Scan the entries below and extract each line with the word "jabatan" in it.
[Start GIVEN DATA]
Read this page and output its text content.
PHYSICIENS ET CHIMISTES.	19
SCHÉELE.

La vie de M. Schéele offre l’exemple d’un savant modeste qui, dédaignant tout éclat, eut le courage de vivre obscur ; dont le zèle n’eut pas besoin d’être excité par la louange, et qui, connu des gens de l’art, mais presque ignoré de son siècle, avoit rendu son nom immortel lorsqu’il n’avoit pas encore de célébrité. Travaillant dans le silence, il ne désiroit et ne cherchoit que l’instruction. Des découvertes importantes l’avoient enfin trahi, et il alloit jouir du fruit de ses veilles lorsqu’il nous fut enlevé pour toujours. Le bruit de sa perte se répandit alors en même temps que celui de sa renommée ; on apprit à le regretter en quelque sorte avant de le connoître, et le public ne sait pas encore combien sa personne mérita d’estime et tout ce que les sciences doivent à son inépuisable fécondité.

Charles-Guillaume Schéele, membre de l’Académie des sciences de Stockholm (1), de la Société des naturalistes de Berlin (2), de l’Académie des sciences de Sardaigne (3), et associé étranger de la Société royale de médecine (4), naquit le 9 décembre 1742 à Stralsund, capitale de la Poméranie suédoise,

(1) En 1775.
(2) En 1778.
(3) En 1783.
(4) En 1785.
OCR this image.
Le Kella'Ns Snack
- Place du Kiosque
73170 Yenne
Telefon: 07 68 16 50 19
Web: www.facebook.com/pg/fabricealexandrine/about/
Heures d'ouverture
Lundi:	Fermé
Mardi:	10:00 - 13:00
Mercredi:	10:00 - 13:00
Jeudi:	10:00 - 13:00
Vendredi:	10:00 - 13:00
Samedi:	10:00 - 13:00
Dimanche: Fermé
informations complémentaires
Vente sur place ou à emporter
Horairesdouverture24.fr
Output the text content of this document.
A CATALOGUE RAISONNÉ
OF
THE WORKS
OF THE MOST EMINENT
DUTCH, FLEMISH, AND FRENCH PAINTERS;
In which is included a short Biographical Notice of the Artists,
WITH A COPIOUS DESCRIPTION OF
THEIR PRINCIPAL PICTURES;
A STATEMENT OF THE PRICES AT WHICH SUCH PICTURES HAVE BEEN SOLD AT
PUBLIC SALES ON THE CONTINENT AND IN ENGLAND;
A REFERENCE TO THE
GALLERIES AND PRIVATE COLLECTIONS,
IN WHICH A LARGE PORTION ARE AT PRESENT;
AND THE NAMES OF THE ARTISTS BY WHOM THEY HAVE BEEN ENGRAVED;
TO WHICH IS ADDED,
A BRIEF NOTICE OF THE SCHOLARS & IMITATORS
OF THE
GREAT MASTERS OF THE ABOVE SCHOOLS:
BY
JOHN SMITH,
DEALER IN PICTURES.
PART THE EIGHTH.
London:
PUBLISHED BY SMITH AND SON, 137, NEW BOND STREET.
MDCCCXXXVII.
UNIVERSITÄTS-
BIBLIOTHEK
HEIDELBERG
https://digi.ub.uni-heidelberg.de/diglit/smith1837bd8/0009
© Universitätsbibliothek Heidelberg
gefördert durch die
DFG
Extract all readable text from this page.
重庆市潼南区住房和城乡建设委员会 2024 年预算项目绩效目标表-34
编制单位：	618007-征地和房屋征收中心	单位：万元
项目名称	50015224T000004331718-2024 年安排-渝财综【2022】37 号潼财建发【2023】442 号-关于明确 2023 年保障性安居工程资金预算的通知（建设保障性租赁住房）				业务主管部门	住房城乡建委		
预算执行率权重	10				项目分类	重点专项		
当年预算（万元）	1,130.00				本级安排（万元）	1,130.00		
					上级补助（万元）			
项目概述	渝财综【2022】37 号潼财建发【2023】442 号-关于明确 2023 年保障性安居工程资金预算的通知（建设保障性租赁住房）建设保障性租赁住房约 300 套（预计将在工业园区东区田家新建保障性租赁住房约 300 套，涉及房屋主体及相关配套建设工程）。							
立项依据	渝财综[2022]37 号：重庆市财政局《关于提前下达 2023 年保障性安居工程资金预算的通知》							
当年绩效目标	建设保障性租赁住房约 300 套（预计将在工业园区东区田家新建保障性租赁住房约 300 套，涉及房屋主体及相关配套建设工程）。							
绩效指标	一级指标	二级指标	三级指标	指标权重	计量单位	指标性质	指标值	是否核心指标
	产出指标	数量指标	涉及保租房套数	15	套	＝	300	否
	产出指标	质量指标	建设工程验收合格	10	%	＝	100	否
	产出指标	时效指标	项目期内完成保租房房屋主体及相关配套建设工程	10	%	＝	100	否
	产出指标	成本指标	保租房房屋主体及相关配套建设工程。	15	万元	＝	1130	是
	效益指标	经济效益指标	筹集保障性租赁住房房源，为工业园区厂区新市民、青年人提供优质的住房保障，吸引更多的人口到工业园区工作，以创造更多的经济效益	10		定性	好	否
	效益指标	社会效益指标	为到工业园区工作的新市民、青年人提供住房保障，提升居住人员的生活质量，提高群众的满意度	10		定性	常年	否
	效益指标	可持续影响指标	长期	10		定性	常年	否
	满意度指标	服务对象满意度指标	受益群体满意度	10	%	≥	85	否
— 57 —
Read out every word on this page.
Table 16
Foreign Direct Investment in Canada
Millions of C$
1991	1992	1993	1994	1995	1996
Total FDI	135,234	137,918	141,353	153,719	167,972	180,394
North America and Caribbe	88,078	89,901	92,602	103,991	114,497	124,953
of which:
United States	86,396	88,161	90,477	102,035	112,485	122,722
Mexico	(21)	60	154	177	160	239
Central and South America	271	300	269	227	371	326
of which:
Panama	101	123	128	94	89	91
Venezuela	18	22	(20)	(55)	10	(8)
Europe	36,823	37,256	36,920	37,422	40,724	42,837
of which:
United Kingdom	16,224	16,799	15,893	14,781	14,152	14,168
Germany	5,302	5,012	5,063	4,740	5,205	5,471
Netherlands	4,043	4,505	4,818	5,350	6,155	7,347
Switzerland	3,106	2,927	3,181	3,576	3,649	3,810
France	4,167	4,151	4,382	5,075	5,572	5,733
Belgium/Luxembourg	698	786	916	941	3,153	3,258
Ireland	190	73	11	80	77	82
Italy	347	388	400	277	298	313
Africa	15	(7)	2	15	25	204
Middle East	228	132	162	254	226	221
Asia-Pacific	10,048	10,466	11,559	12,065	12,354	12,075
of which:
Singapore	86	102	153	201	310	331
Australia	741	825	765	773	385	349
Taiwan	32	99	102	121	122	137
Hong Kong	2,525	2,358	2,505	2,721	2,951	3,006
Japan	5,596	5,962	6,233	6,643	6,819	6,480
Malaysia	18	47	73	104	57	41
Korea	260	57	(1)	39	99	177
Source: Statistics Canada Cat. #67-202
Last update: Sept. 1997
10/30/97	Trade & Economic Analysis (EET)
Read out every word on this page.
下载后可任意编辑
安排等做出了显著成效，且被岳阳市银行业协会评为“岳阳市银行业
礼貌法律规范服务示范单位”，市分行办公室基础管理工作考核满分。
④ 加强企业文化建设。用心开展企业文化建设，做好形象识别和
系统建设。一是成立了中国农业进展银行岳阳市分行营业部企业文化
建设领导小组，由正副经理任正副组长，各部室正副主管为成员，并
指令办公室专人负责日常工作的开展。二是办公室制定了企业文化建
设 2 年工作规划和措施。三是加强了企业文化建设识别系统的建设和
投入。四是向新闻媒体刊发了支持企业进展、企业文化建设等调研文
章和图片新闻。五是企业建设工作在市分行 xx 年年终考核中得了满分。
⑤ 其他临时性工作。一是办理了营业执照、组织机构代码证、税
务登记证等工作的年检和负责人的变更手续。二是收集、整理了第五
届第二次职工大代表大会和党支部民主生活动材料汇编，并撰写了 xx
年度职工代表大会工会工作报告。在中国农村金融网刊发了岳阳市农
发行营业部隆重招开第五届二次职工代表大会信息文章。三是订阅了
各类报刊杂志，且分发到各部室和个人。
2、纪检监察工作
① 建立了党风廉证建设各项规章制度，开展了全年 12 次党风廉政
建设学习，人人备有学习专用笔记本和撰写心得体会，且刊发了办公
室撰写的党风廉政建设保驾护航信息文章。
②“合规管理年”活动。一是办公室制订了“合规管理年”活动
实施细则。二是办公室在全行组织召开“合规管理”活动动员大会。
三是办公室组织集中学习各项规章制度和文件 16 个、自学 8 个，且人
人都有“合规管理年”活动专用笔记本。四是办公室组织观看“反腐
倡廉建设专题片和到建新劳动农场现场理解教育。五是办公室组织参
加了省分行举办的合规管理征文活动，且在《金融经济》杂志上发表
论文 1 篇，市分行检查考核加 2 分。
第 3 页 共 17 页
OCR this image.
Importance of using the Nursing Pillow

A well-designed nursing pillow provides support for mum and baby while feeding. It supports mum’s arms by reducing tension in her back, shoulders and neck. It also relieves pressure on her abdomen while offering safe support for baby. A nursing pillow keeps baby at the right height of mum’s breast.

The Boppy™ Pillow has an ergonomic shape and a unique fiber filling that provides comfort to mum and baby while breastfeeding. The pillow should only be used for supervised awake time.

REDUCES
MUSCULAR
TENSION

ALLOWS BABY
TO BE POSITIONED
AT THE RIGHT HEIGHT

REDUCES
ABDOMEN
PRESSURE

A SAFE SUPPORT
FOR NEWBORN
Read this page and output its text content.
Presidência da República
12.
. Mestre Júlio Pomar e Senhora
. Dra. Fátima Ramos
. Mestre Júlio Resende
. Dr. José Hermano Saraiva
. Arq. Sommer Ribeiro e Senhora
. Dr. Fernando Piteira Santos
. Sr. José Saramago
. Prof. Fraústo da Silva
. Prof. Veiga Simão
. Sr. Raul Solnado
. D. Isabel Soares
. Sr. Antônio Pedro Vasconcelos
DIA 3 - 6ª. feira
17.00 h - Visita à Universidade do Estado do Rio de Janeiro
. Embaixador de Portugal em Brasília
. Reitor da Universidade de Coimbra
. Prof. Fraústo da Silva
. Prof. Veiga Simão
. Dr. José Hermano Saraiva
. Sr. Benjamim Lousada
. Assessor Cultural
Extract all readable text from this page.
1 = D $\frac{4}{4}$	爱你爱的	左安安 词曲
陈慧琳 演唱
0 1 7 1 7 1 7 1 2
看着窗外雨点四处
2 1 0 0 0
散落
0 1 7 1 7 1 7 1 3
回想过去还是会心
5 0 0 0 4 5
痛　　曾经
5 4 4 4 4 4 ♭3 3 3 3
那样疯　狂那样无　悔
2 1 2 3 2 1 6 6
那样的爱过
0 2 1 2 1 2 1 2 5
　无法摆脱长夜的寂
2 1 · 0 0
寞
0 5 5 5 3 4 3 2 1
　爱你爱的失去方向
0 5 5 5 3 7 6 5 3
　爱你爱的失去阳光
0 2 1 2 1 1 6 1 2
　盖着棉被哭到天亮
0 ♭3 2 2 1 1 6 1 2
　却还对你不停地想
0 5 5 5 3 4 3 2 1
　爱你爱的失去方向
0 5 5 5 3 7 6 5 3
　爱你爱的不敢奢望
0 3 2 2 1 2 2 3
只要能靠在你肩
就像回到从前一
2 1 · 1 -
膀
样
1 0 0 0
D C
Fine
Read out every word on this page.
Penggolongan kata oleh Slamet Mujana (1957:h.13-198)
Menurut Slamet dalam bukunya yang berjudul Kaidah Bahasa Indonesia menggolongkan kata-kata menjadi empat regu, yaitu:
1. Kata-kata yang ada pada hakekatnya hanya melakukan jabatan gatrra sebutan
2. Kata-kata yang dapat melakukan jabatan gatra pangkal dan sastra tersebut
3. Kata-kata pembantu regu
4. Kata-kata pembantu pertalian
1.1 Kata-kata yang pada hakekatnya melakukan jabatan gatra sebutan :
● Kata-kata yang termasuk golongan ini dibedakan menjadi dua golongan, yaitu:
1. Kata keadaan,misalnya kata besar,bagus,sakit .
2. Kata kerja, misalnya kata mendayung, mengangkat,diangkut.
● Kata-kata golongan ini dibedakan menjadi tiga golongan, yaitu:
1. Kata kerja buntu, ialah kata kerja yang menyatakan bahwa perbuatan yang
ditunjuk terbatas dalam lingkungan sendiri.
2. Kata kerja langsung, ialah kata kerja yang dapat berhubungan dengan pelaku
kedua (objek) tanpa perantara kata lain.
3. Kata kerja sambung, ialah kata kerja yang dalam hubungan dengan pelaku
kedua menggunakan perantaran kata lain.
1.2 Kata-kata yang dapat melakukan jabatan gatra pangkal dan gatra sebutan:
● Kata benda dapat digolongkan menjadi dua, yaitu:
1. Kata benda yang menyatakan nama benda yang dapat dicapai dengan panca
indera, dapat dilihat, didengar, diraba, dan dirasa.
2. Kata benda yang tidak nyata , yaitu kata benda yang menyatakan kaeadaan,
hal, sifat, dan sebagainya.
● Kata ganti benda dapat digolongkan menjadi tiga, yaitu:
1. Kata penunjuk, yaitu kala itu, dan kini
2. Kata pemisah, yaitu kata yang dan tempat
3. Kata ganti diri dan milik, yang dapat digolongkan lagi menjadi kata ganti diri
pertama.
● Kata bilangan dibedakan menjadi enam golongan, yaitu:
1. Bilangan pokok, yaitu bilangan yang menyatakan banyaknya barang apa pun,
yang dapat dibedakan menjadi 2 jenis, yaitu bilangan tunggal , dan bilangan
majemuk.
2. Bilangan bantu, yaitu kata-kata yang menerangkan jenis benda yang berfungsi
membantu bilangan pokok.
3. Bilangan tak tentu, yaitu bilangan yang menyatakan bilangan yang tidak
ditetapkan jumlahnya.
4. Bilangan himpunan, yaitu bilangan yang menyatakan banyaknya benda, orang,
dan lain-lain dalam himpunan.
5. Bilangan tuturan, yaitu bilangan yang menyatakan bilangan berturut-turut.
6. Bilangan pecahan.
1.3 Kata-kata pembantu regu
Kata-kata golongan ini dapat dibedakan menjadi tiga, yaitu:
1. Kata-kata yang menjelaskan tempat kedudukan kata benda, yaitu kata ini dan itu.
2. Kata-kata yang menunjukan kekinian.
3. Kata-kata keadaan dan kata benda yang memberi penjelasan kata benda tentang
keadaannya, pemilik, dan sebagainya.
[End GIVEN DATA]
■ **TASK RESPONSE**
1. Kata-kata yang ada pada hakekatnya hanya melakukan jabatan gatrra sebutan
2. Kata-kata yang dapat melakukan jabatan gatra pangkal dan sastra tersebut
1.1 Kata-kata yang pada hakekatnya melakukan jabatan gatra sebutan :
1.2 Kata-kata yang dapat melakukan jabatan gatra pangkal dan gatra sebutan:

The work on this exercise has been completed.